WRITTEN PROBLEM - Quote all of the data exactly as given. Skip every picture it contains.

Recorded data -
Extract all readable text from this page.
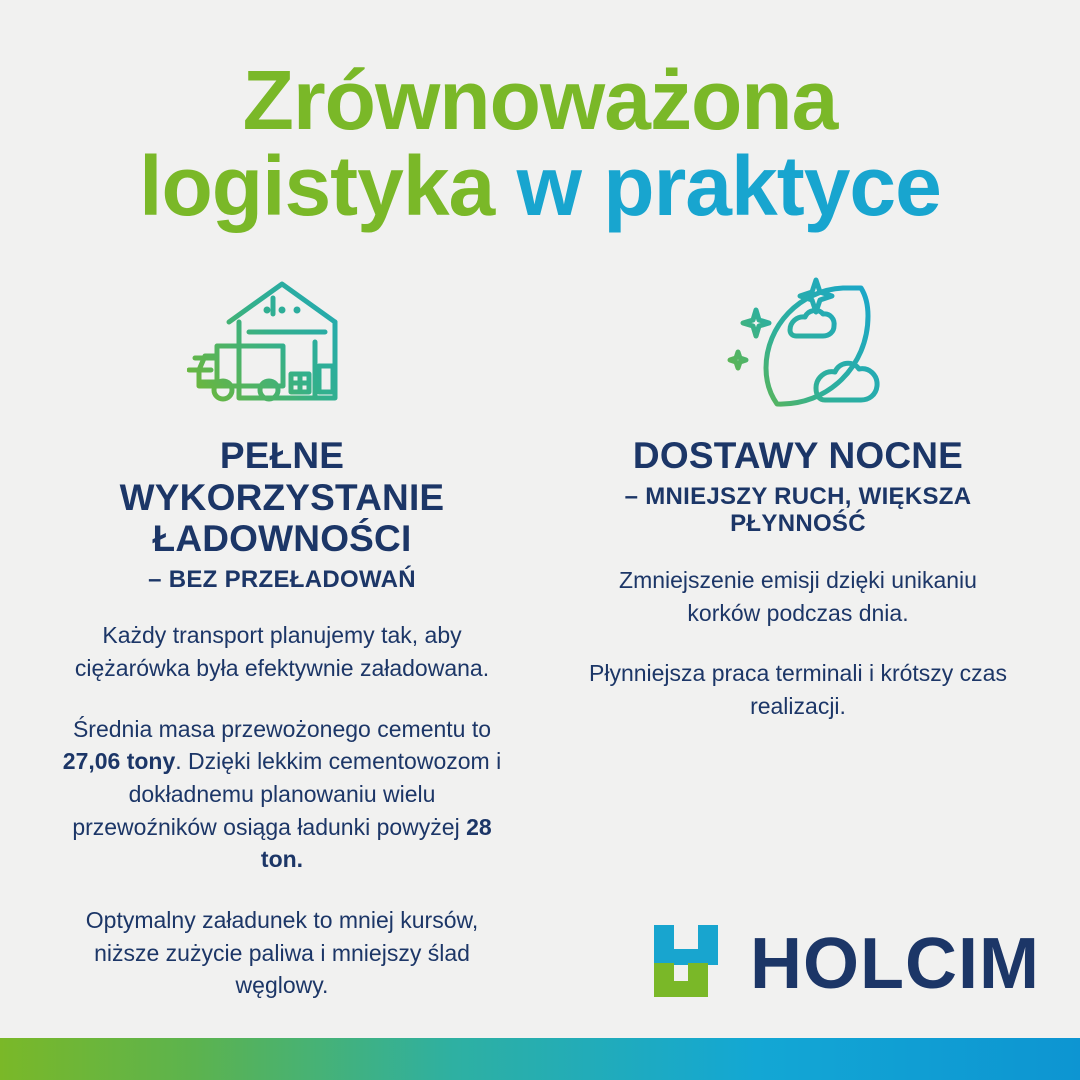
Zrównoważona
logistyka w praktyce
PEŁNE WYKORZYSTANIE ŁADOWNOŚCI
– BEZ PRZEŁADOWAŃ
Każdy transport planujemy tak, aby ciężarówka była efektywnie załadowana.
Średnia masa przewożonego cementu to 27,06 tony. Dzięki lekkim cementowozom i dokładnemu planowaniu wielu przewoźników osiąga ładunki powyżej 28 ton.
Optymalny załadunek to mniej kursów, niższe zużycie paliwa i mniejszy ślad węglowy.
DOSTAWY NOCNE
– MNIEJSZY RUCH, WIĘKSZA PŁYNNOŚĆ
Zmniejszenie emisji dzięki unikaniu korków podczas dnia.
Płynniejsza praca terminali i krótszy czas realizacji.
HOLCIM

TASK OUTPUT -
Extract all readable text from this page.
Zrównoważona
logistyka w praktyce
PEŁNE WYKORZYSTANIE ŁADOWNOŚCI
– BEZ PRZEŁADOWAŃ
Każdy transport planujemy tak, aby ciężarówka była efektywnie załadowana.
Średnia masa przewożonego cementu to 27,06 tony. Dzięki lekkim cementowozom i dokładnemu planowaniu wielu przewoźników osiąga ładunki powyżej 28 ton.
Optymalny załadunek to mniej kursów, niższe zużycie paliwa i mniejszy ślad węglowy.
DOSTAWY NOCNE
– MNIEJSZY RUCH, WIĘKSZA PŁYNNOŚĆ
Zmniejszenie emisji dzięki unikaniu korków podczas dnia.
Płynniejsza praca terminali i krótszy czas realizacji.
HOLCIM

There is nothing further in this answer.